Objective – Compile every line that includes the word "subtitle".

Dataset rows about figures
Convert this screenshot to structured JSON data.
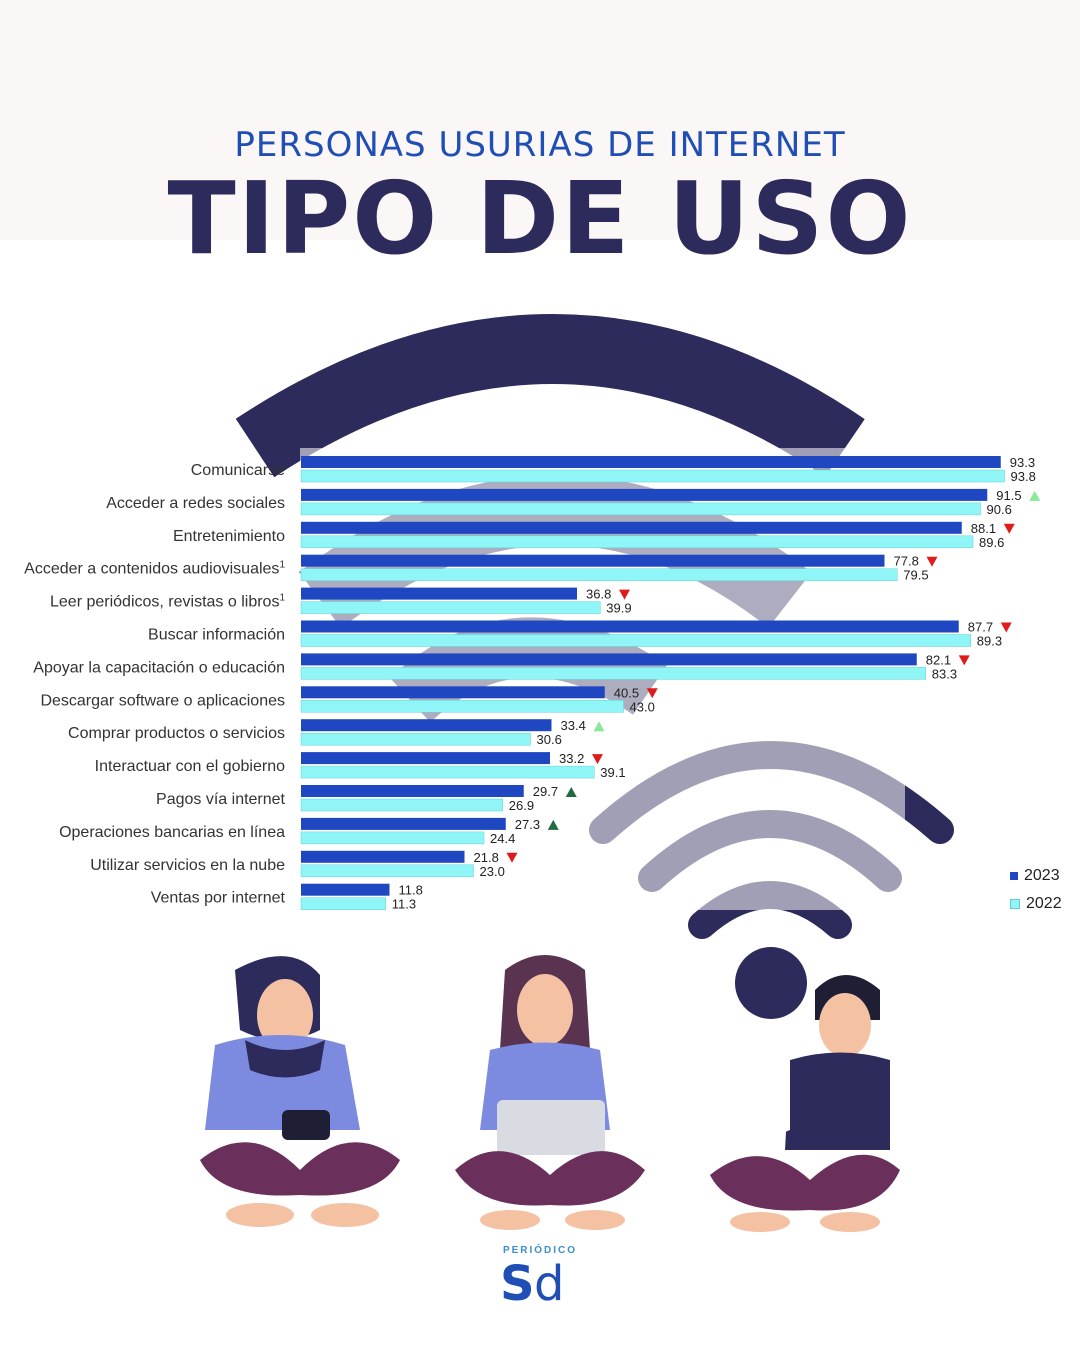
{
  "header": {
    "subtitle": "PERSONAS USURIAS DE INTERNET",
    "title": "TIPO DE USO"
  },
  "colors": {
    "bar_2023": "#1f47c2",
    "bar_2022": "#8ff5f7",
    "title": "#2d2a5c",
    "subtitle": "#1f4fb5",
    "up_light": "#8be89a",
    "up_dark": "#1d6b3e",
    "down": "#e01b1b",
    "wifi": "#2d2a5c"
  },
  "legend": [
    {
      "label": "2023",
      "color": "#1f47c2"
    },
    {
      "label": "2022",
      "color": "#8ff5f7"
    }
  ],
  "chart_data": {
    "type": "bar",
    "orientation": "horizontal",
    "categories": [
      "Comunicarse",
      "Acceder a redes sociales",
      "Entretenimiento",
      "Acceder a contenidos audiovisuales",
      "Leer periódicos, revistas o libros",
      "Buscar información",
      "Apoyar la capacitación o educación",
      "Descargar software o aplicaciones",
      "Comprar productos o servicios",
      "Interactuar con el gobierno",
      "Pagos vía internet",
      "Operaciones bancarias en línea",
      "Utilizar servicios en la nube",
      "Ventas por internet"
    ],
    "footnotes": [
      "",
      "",
      "",
      "1",
      "1",
      "",
      "",
      "",
      "",
      "",
      "",
      "",
      "",
      ""
    ],
    "series": [
      {
        "name": "2023",
        "values": [
          93.3,
          91.5,
          88.1,
          77.8,
          36.8,
          87.7,
          82.1,
          40.5,
          33.4,
          33.2,
          29.7,
          27.3,
          21.8,
          11.8
        ]
      },
      {
        "name": "2022",
        "values": [
          93.8,
          90.6,
          89.6,
          79.5,
          39.9,
          89.3,
          83.3,
          43.0,
          30.6,
          39.1,
          26.9,
          24.4,
          23.0,
          11.3
        ]
      }
    ],
    "value_labels_2023": [
      "93.3",
      "91.5",
      "88.1",
      "77.8",
      "36.8",
      "87.7",
      "82.1",
      "40.5",
      "33.4",
      "33.2",
      "29.7",
      "27.3",
      "21.8",
      "11.8"
    ],
    "value_labels_2022": [
      "93.8",
      "90.6",
      "89.6",
      "79.5",
      "39.9",
      "89.3",
      "83.3",
      "43.0",
      "30.6",
      "39.1",
      "26.9",
      "24.4",
      "23.0",
      "11.3"
    ],
    "change_markers": [
      "",
      "up-light",
      "down",
      "down",
      "down",
      "down",
      "down",
      "down",
      "up-light",
      "down",
      "up-dark",
      "up-dark",
      "down",
      ""
    ],
    "xlim": [
      0,
      100
    ]
  }
}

Response –
    "subtitle": "PERSONAS USURIAS DE INTERNET",
    "subtitle": "#1f4fb5",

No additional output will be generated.